(The request) Reproduce every line of the records below with each occurrence of "candle-body" changed to "candle-rect" and nothing else altered.

▶

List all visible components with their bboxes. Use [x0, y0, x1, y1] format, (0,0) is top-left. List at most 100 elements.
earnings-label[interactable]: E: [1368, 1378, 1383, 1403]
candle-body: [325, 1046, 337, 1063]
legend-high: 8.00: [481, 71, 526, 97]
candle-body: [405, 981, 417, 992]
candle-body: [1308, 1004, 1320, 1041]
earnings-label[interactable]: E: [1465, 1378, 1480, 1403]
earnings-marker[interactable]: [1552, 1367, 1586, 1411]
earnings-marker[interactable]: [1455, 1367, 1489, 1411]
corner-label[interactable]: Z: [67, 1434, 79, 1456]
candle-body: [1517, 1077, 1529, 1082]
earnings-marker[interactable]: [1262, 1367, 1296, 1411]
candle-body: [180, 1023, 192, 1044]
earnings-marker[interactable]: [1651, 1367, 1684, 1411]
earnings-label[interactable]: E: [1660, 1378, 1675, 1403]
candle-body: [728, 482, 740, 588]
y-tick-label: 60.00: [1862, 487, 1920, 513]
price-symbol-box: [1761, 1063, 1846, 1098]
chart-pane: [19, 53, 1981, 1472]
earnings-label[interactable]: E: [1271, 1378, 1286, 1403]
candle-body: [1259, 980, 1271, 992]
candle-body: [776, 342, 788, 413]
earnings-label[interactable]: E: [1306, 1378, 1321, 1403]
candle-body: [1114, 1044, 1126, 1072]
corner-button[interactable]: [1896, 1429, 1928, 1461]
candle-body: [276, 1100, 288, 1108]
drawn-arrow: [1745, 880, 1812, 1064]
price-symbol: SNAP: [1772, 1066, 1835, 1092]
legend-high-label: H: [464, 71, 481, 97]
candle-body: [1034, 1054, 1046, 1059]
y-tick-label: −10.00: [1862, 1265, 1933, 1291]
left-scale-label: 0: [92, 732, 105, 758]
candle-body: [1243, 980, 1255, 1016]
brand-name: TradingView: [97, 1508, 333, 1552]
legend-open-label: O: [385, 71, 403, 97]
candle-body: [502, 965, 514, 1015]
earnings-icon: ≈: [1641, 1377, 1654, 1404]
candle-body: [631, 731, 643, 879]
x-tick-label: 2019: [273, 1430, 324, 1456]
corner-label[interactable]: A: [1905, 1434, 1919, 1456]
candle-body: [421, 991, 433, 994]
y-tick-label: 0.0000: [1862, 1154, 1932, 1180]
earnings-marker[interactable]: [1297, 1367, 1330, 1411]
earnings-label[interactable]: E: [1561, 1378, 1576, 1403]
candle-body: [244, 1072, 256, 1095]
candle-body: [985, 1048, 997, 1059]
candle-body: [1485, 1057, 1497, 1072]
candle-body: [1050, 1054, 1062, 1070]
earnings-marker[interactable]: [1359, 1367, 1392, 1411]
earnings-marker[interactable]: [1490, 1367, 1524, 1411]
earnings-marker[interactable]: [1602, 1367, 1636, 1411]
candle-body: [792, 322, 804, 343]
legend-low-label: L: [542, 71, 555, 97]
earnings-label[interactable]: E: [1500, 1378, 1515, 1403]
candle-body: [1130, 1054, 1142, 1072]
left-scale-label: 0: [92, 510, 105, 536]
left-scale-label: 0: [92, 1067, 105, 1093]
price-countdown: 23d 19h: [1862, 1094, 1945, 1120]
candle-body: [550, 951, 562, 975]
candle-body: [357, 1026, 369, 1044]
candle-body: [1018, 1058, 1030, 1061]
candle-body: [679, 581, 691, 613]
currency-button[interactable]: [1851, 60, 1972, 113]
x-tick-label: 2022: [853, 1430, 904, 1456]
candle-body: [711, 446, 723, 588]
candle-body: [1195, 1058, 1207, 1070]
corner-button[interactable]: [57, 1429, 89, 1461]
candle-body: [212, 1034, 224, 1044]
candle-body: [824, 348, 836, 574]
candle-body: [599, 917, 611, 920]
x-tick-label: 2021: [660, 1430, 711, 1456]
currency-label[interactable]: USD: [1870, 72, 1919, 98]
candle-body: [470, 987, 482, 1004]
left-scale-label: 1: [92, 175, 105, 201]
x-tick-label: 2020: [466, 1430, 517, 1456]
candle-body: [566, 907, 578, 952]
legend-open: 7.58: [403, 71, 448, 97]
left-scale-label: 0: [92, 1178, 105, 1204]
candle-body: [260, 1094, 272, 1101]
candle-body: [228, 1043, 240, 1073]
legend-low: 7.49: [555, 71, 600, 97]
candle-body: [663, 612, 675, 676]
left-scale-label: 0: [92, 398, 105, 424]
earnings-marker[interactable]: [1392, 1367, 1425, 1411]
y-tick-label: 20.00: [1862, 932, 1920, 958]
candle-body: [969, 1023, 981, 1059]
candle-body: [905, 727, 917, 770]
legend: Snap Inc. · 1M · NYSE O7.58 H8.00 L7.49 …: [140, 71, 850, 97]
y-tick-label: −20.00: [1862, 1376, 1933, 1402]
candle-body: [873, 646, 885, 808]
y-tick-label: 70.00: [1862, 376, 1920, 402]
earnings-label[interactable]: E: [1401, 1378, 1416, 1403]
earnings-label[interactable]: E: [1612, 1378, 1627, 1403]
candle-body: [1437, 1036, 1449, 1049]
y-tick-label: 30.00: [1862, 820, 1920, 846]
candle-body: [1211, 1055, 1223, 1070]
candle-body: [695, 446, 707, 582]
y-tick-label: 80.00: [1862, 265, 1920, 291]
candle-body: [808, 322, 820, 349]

◀

(Exercise solution)
List all visible components with their bboxes. Use [x0, y0, x1, y1] format, (0,0) is top-left. List at most 100 elements.
earnings-label[interactable]: E: [1368, 1378, 1383, 1403]
candle-rect: [325, 1046, 337, 1063]
legend-high: 8.00: [481, 71, 526, 97]
candle-rect: [405, 981, 417, 992]
candle-rect: [1308, 1004, 1320, 1041]
earnings-label[interactable]: E: [1465, 1378, 1480, 1403]
earnings-marker[interactable]: [1552, 1367, 1586, 1411]
earnings-marker[interactable]: [1455, 1367, 1489, 1411]
corner-label[interactable]: Z: [67, 1434, 79, 1456]
candle-rect: [1517, 1077, 1529, 1082]
earnings-marker[interactable]: [1262, 1367, 1296, 1411]
candle-rect: [180, 1023, 192, 1044]
earnings-marker[interactable]: [1651, 1367, 1684, 1411]
earnings-label[interactable]: E: [1660, 1378, 1675, 1403]
candle-rect: [728, 482, 740, 588]
y-tick-label: 60.00: [1862, 487, 1920, 513]
price-symbol-box: [1761, 1063, 1846, 1098]
chart-pane: [19, 53, 1981, 1472]
earnings-label[interactable]: E: [1271, 1378, 1286, 1403]
candle-rect: [1259, 980, 1271, 992]
candle-rect: [776, 342, 788, 413]
earnings-label[interactable]: E: [1306, 1378, 1321, 1403]
candle-rect: [1114, 1044, 1126, 1072]
corner-button[interactable]: [1896, 1429, 1928, 1461]
candle-rect: [276, 1100, 288, 1108]
drawn-arrow: [1745, 880, 1812, 1064]
price-symbol: SNAP: [1772, 1066, 1835, 1092]
legend-high-label: H: [464, 71, 481, 97]
candle-rect: [1034, 1054, 1046, 1059]
y-tick-label: −10.00: [1862, 1265, 1933, 1291]
left-scale-label: 0: [92, 732, 105, 758]
candle-rect: [1243, 980, 1255, 1016]
brand-name: TradingView: [97, 1508, 333, 1552]
legend-open-label: O: [385, 71, 403, 97]
candle-rect: [502, 965, 514, 1015]
earnings-icon: ≈: [1641, 1377, 1654, 1404]
candle-rect: [631, 731, 643, 879]
x-tick-label: 2019: [273, 1430, 324, 1456]
corner-label[interactable]: A: [1905, 1434, 1919, 1456]
candle-rect: [421, 991, 433, 994]
y-tick-label: 0.0000: [1862, 1154, 1932, 1180]
earnings-marker[interactable]: [1297, 1367, 1330, 1411]
earnings-label[interactable]: E: [1561, 1378, 1576, 1403]
candle-rect: [244, 1072, 256, 1095]
candle-rect: [985, 1048, 997, 1059]
candle-rect: [1485, 1057, 1497, 1072]
candle-rect: [1050, 1054, 1062, 1070]
earnings-marker[interactable]: [1359, 1367, 1392, 1411]
earnings-marker[interactable]: [1490, 1367, 1524, 1411]
earnings-marker[interactable]: [1602, 1367, 1636, 1411]
candle-rect: [792, 322, 804, 343]
legend-low-label: L: [542, 71, 555, 97]
earnings-label[interactable]: E: [1500, 1378, 1515, 1403]
candle-rect: [1130, 1054, 1142, 1072]
left-scale-label: 0: [92, 510, 105, 536]
left-scale-label: 0: [92, 1067, 105, 1093]
price-countdown: 23d 19h: [1862, 1094, 1945, 1120]
candle-rect: [550, 951, 562, 975]
candle-rect: [357, 1026, 369, 1044]
candle-rect: [1018, 1058, 1030, 1061]
candle-rect: [679, 581, 691, 613]
currency-button[interactable]: [1851, 60, 1972, 113]
x-tick-label: 2022: [853, 1430, 904, 1456]
candle-rect: [711, 446, 723, 588]
candle-rect: [1195, 1058, 1207, 1070]
corner-button[interactable]: [57, 1429, 89, 1461]
candle-rect: [212, 1034, 224, 1044]
candle-rect: [824, 348, 836, 574]
candle-rect: [599, 917, 611, 920]
x-tick-label: 2021: [660, 1430, 711, 1456]
currency-label[interactable]: USD: [1870, 72, 1919, 98]
candle-rect: [470, 987, 482, 1004]
left-scale-label: 1: [92, 175, 105, 201]
x-tick-label: 2020: [466, 1430, 517, 1456]
candle-rect: [566, 907, 578, 952]
legend-open: 7.58: [403, 71, 448, 97]
left-scale-label: 0: [92, 1178, 105, 1204]
candle-rect: [260, 1094, 272, 1101]
candle-rect: [228, 1043, 240, 1073]
legend-low: 7.49: [555, 71, 600, 97]
candle-rect: [663, 612, 675, 676]
left-scale-label: 0: [92, 398, 105, 424]
earnings-marker[interactable]: [1392, 1367, 1425, 1411]
y-tick-label: 20.00: [1862, 932, 1920, 958]
candle-rect: [969, 1023, 981, 1059]
candle-rect: [905, 727, 917, 770]
legend: Snap Inc. · 1M · NYSE O7.58 H8.00 L7.49 …: [140, 71, 850, 97]
y-tick-label: −20.00: [1862, 1376, 1933, 1402]
candle-rect: [873, 646, 885, 808]
y-tick-label: 70.00: [1862, 376, 1920, 402]
earnings-label[interactable]: E: [1401, 1378, 1416, 1403]
earnings-label[interactable]: E: [1612, 1378, 1627, 1403]
candle-rect: [1437, 1036, 1449, 1049]
y-tick-label: 30.00: [1862, 820, 1920, 846]
candle-rect: [1211, 1055, 1223, 1070]
candle-rect: [695, 446, 707, 582]
y-tick-label: 80.00: [1862, 265, 1920, 291]
candle-rect: [808, 322, 820, 349]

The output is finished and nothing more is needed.